- _WHAT YOU SHOULD DO_: Please reproduce every one of the records below, line for line, without altering a single character.

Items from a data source
========

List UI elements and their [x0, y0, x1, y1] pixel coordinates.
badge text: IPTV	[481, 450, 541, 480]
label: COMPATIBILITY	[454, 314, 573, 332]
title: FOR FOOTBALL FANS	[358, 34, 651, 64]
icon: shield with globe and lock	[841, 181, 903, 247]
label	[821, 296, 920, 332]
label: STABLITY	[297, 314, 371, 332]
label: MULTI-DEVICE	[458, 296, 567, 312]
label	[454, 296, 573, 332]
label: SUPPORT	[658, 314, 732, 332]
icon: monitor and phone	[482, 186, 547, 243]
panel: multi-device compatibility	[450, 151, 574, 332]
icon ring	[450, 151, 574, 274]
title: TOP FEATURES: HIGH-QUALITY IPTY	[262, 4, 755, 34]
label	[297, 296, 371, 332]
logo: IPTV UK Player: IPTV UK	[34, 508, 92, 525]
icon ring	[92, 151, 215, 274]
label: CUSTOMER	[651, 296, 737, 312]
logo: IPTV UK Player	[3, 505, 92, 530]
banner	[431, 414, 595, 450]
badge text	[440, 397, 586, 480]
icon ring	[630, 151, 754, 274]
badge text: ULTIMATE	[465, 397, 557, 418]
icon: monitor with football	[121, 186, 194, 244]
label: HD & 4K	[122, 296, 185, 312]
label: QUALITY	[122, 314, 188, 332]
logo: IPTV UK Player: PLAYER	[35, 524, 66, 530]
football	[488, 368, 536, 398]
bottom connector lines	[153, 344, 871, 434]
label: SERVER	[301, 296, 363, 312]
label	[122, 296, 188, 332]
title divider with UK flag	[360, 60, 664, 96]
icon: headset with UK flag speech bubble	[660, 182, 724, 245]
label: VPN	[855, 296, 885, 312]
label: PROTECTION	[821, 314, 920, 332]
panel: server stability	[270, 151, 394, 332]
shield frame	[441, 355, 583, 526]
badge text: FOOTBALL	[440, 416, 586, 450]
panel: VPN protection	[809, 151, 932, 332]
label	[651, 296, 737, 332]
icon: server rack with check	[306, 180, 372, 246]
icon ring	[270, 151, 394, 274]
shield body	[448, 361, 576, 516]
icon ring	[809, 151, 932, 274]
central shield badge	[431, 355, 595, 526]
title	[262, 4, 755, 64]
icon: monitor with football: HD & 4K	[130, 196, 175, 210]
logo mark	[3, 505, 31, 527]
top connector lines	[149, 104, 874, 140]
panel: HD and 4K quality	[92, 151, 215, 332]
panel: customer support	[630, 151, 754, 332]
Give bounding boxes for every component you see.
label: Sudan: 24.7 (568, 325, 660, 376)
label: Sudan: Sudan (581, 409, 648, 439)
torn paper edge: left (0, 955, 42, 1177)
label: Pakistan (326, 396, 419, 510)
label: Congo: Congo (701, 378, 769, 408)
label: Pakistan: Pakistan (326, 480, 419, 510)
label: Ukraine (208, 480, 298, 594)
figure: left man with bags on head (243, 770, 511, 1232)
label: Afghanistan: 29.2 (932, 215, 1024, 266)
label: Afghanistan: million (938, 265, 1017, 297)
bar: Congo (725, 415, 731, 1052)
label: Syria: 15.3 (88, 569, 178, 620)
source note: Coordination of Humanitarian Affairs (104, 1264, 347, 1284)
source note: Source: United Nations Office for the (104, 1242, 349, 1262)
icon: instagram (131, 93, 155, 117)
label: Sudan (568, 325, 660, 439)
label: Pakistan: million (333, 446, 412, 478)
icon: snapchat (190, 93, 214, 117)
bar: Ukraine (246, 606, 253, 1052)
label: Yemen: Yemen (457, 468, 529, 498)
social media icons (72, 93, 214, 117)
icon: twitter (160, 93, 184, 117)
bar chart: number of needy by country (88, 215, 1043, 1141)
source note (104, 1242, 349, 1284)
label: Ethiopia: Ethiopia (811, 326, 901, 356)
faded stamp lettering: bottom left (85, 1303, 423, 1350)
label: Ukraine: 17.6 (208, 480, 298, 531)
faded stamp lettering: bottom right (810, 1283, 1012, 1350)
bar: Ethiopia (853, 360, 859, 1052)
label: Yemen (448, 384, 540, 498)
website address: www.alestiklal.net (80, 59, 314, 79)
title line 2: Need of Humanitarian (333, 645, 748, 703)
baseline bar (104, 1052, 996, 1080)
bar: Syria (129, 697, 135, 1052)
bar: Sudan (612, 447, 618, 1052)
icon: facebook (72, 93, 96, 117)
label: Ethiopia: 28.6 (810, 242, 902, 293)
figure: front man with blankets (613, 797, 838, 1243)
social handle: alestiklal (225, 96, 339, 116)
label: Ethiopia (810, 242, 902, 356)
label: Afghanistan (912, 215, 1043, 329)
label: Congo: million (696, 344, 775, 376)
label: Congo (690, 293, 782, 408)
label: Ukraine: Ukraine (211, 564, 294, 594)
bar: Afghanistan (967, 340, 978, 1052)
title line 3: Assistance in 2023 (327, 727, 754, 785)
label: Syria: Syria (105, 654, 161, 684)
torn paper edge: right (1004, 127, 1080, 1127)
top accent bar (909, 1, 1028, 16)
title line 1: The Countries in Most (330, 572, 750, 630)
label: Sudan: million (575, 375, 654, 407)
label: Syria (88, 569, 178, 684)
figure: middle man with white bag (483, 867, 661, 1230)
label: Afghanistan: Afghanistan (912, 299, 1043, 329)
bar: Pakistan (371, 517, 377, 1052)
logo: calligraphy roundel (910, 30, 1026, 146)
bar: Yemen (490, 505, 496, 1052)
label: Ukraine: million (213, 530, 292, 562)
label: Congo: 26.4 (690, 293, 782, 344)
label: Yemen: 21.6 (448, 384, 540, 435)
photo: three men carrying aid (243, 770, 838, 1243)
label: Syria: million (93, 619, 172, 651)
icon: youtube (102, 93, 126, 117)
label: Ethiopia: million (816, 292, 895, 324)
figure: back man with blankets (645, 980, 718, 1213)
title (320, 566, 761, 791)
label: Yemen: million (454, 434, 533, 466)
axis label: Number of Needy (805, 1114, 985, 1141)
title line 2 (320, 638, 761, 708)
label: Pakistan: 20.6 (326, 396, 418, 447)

========

- _THE COMPLETED TASK_:
List UI elements and their [x0, y0, x1, y1] pixel coordinates.
badge text: IPTV	[481, 450, 541, 480]
label: COMPATIBILITY	[454, 314, 573, 332]
title: FOR FOOTBALL FANS	[358, 34, 651, 64]
icon: shield with globe and lock	[841, 181, 903, 247]
label	[821, 296, 920, 332]
label: STABLITY	[297, 314, 371, 332]
label: MULTI-DEVICE	[458, 296, 567, 312]
label	[454, 296, 573, 332]
label: SUPPORT	[658, 314, 732, 332]
icon: monitor and phone	[482, 186, 547, 243]
panel: multi-device compatibility	[450, 151, 574, 332]
icon ring	[450, 151, 574, 274]
title: TOP FEATURES: HIGH-QUALITY IPTY	[262, 4, 755, 34]
label	[297, 296, 371, 332]
logo: IPTV UK Player: IPTV UK	[34, 508, 92, 525]
icon ring	[92, 151, 215, 274]
label: CUSTOMER	[651, 296, 737, 312]
logo: IPTV UK Player	[3, 505, 92, 530]
banner	[431, 414, 595, 450]
badge text	[440, 397, 586, 480]
icon ring	[630, 151, 754, 274]
badge text: ULTIMATE	[465, 397, 557, 418]
icon: monitor with football	[121, 186, 194, 244]
label: HD & 4K	[122, 296, 185, 312]
label: QUALITY	[122, 314, 188, 332]
logo: IPTV UK Player: PLAYER	[35, 524, 66, 530]
football	[488, 368, 536, 398]
bottom connector lines	[153, 344, 871, 434]
label: SERVER	[301, 296, 363, 312]
label	[122, 296, 188, 332]
title divider with UK flag	[360, 60, 664, 96]
icon: headset with UK flag speech bubble	[660, 182, 724, 245]
label: VPN	[855, 296, 885, 312]
label: PROTECTION	[821, 314, 920, 332]
panel: server stability	[270, 151, 394, 332]
shield frame	[441, 355, 583, 526]
badge text: FOOTBALL	[440, 416, 586, 450]
panel: VPN protection	[809, 151, 932, 332]
label	[651, 296, 737, 332]
icon: server rack with check	[306, 180, 372, 246]
icon ring	[270, 151, 394, 274]
shield body	[448, 361, 576, 516]
icon ring	[809, 151, 932, 274]
central shield badge	[431, 355, 595, 526]
title	[262, 4, 755, 64]
icon: monitor with football: HD & 4K	[130, 196, 175, 210]
logo mark	[3, 505, 31, 527]
top connector lines	[149, 104, 874, 140]
panel: HD and 4K quality	[92, 151, 215, 332]
panel: customer support	[630, 151, 754, 332]
Give bounding boxes for every component you see.
label: Sudan: 24.7 (568, 325, 660, 376)
label: Sudan: Sudan (581, 409, 648, 439)
torn paper edge: left (0, 955, 42, 1177)
label: Pakistan (326, 396, 419, 510)
label: Congo: Congo (701, 378, 769, 408)
label: Pakistan: Pakistan (326, 480, 419, 510)
label: Ukraine (208, 480, 298, 594)
figure: left man with bags on head (243, 770, 511, 1232)
label: Afghanistan: 29.2 (932, 215, 1024, 266)
label: Afghanistan: million (938, 265, 1017, 297)
bar: Congo (725, 415, 731, 1052)
label: Syria: 15.3 (88, 569, 178, 620)
source note: Coordination of Humanitarian Affairs (104, 1264, 347, 1284)
source note: Source: United Nations Office for the (104, 1242, 349, 1262)
icon: instagram (131, 93, 155, 117)
label: Sudan (568, 325, 660, 439)
label: Pakistan: million (333, 446, 412, 478)
icon: snapchat (190, 93, 214, 117)
bar: Ukraine (246, 606, 253, 1052)
label: Yemen: Yemen (457, 468, 529, 498)
social media icons (72, 93, 214, 117)
icon: twitter (160, 93, 184, 117)
bar chart: number of needy by country (88, 215, 1043, 1141)
source note (104, 1242, 349, 1284)
label: Ethiopia: Ethiopia (811, 326, 901, 356)
faded stamp lettering: bottom left (85, 1303, 423, 1350)
label: Ukraine: 17.6 (208, 480, 298, 531)
faded stamp lettering: bottom right (810, 1283, 1012, 1350)
bar: Ethiopia (853, 360, 859, 1052)
label: Yemen (448, 384, 540, 498)
website address: www.alestiklal.net (80, 59, 314, 79)
title line 2: Need of Humanitarian (333, 645, 748, 703)
baseline bar (104, 1052, 996, 1080)
bar: Syria (129, 697, 135, 1052)
bar: Sudan (612, 447, 618, 1052)
icon: facebook (72, 93, 96, 117)
label: Ethiopia: 28.6 (810, 242, 902, 293)
figure: front man with blankets (613, 797, 838, 1243)
social handle: alestiklal (225, 96, 339, 116)
label: Ethiopia (810, 242, 902, 356)
label: Afghanistan (912, 215, 1043, 329)
label: Congo: million (696, 344, 775, 376)
label: Congo (690, 293, 782, 408)
label: Ukraine: Ukraine (211, 564, 294, 594)
bar: Afghanistan (967, 340, 978, 1052)
title line 3: Assistance in 2023 (327, 727, 754, 785)
label: Syria: Syria (105, 654, 161, 684)
torn paper edge: right (1004, 127, 1080, 1127)
top accent bar (909, 1, 1028, 16)
title line 1: The Countries in Most (330, 572, 750, 630)
label: Sudan: million (575, 375, 654, 407)
label: Syria (88, 569, 178, 684)
figure: middle man with white bag (483, 867, 661, 1230)
label: Afghanistan: Afghanistan (912, 299, 1043, 329)
bar: Pakistan (371, 517, 377, 1052)
logo: calligraphy roundel (910, 30, 1026, 146)
bar: Yemen (490, 505, 496, 1052)
label: Ukraine: million (213, 530, 292, 562)
label: Congo: 26.4 (690, 293, 782, 344)
label: Yemen: 21.6 (448, 384, 540, 435)
photo: three men carrying aid (243, 770, 838, 1243)
label: Syria: million (93, 619, 172, 651)
icon: youtube (102, 93, 126, 117)
label: Ethiopia: million (816, 292, 895, 324)
figure: back man with blankets (645, 980, 718, 1213)
title (320, 566, 761, 791)
label: Yemen: million (454, 434, 533, 466)
axis label: Number of Needy (805, 1114, 985, 1141)
title line 2 (320, 638, 761, 708)
label: Pakistan: 20.6 (326, 396, 418, 447)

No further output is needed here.